(Stored items)
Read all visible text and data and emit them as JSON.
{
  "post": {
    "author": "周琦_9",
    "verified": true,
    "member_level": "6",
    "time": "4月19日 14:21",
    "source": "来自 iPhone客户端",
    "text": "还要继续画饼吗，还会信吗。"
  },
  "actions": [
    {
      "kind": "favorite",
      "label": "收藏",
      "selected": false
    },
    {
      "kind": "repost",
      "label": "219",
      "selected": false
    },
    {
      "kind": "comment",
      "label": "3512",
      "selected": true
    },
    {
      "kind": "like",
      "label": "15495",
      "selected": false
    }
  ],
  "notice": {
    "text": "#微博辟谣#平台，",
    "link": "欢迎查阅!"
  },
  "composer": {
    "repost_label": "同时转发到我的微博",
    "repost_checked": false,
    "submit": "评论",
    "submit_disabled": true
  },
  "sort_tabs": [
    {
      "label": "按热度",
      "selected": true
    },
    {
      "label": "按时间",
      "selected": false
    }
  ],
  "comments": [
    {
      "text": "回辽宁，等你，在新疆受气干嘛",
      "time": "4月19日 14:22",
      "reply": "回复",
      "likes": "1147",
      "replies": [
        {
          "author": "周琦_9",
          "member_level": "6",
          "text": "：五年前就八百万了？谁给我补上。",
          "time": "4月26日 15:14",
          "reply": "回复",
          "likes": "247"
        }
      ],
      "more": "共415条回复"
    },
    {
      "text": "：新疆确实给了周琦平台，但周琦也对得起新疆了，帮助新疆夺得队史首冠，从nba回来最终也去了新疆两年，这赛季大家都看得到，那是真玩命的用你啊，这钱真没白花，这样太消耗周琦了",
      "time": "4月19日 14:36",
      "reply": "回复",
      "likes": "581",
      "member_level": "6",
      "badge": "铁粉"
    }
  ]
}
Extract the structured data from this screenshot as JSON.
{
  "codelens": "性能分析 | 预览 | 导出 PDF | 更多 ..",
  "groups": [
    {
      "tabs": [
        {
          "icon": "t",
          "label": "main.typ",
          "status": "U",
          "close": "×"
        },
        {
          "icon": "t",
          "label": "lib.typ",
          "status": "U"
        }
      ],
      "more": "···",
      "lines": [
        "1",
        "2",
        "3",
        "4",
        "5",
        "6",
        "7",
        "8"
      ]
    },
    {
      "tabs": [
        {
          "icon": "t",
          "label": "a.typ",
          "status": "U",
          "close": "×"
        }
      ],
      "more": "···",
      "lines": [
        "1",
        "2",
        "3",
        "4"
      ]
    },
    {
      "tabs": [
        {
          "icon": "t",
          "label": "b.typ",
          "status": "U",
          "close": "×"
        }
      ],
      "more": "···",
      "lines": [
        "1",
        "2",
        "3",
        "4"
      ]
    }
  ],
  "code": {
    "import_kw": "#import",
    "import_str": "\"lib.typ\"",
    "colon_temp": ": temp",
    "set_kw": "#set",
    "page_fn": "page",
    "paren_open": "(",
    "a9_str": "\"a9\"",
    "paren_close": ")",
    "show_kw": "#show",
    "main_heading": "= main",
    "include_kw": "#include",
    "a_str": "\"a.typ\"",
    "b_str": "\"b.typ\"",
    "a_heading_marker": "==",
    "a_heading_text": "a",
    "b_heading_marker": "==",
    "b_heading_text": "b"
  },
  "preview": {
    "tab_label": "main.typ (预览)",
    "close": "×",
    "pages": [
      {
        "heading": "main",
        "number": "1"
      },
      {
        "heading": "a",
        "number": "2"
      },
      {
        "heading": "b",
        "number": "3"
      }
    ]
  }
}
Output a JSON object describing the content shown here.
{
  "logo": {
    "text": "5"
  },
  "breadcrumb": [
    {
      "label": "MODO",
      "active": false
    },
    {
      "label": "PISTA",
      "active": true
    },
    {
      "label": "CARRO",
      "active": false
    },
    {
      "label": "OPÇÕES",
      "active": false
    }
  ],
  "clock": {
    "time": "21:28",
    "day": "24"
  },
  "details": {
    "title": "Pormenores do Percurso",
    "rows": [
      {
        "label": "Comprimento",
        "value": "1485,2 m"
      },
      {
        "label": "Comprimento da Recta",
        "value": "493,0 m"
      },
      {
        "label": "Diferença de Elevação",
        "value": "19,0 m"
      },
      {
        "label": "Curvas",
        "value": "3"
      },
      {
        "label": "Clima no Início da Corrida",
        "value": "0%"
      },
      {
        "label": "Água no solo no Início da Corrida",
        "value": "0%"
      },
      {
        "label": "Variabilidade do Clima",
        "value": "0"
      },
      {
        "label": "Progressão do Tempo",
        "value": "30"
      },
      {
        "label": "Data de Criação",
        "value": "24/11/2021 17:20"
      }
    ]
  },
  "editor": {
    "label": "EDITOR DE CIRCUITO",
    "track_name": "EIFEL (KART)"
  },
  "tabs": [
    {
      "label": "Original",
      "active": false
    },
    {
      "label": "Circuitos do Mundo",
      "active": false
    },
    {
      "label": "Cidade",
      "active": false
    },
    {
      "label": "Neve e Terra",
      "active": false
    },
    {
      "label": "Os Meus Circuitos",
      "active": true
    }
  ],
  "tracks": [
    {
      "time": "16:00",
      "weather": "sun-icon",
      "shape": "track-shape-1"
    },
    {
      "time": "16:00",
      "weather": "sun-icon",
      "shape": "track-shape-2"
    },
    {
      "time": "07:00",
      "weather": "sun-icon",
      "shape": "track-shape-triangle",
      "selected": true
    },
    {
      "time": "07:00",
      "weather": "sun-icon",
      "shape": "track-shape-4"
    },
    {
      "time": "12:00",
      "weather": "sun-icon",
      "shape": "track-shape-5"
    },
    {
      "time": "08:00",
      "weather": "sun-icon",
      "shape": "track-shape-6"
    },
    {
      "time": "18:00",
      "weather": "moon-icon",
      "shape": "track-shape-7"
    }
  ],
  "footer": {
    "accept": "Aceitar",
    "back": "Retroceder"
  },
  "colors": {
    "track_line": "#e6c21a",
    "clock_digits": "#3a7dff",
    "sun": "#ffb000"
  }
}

▶ **DIRECTION**
Pull out every line containing "time".

▶ **RESPONSE FOR THIS EXERCISE**
    "time": "4月19日 14:21",
      "time": "4月19日 14:22",
          "time": "4月26日 15:14",
      "time": "4月19日 14:36",
    "time": "21:28",
      "time": "16:00",
      "time": "16:00",
      "time": "07:00",
      "time": "07:00",
      "time": "12:00",
      "time": "08:00",
      "time": "18:00",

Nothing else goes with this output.